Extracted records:
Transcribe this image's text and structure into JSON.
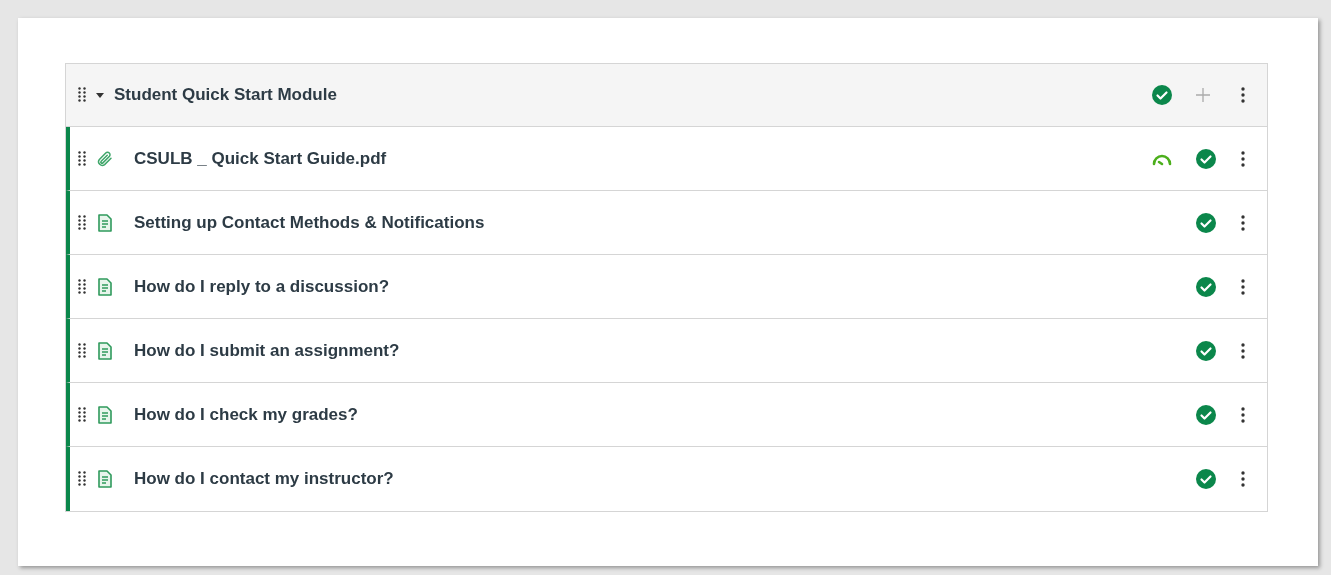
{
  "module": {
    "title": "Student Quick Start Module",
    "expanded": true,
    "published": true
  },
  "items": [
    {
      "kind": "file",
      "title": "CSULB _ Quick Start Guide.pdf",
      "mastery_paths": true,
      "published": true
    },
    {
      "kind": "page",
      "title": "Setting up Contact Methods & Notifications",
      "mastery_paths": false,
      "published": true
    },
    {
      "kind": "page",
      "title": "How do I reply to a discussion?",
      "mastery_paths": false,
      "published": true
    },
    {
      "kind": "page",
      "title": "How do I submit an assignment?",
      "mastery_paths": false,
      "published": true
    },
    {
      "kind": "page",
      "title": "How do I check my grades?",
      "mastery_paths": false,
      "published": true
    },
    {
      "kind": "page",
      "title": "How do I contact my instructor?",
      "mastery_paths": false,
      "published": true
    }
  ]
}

Task to complete =
Copy each line of the data that contains the word "Quick".

In response =
    "title": "Student Quick Start Module",
      "title": "CSULB _ Quick Start Guide.pdf",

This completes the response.